• PROBLEM TO WORK ON
Every line containing the string "bereits" is to be copied from the records.

• Records from a collection
────────────────────────────────────────

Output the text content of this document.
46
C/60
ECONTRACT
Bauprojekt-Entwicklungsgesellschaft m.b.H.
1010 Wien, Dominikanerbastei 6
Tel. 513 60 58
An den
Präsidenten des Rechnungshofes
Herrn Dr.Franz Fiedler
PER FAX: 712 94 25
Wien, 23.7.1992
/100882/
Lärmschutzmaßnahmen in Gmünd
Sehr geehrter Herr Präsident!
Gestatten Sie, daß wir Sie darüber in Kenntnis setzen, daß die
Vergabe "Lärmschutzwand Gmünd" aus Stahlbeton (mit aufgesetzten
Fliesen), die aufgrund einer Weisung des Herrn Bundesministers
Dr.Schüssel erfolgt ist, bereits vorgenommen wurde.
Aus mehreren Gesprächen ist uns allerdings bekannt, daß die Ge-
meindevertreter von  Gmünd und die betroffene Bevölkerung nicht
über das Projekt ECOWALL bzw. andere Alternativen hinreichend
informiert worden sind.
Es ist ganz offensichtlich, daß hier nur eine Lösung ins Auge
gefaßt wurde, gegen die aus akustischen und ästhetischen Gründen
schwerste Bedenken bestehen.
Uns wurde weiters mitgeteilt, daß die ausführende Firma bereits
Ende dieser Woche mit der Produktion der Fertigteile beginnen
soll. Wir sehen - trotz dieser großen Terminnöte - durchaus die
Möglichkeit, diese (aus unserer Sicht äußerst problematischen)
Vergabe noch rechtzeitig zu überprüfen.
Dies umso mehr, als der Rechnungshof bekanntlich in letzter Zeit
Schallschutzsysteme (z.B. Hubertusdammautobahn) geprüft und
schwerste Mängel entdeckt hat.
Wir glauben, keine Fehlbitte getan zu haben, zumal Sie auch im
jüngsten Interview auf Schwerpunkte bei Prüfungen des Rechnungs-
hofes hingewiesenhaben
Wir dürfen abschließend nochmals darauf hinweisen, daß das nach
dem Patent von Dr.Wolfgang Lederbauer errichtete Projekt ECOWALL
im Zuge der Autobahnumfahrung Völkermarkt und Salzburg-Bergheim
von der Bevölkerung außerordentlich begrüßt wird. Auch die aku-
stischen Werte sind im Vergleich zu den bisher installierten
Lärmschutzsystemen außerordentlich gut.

────────────────────────────────────────

• RESPONSE TO THE TASK
Dr.Schüssel erfolgt ist, bereits vorgenommen wurde.
Uns wurde weiters mitgeteilt, daß die ausführende Firma bereits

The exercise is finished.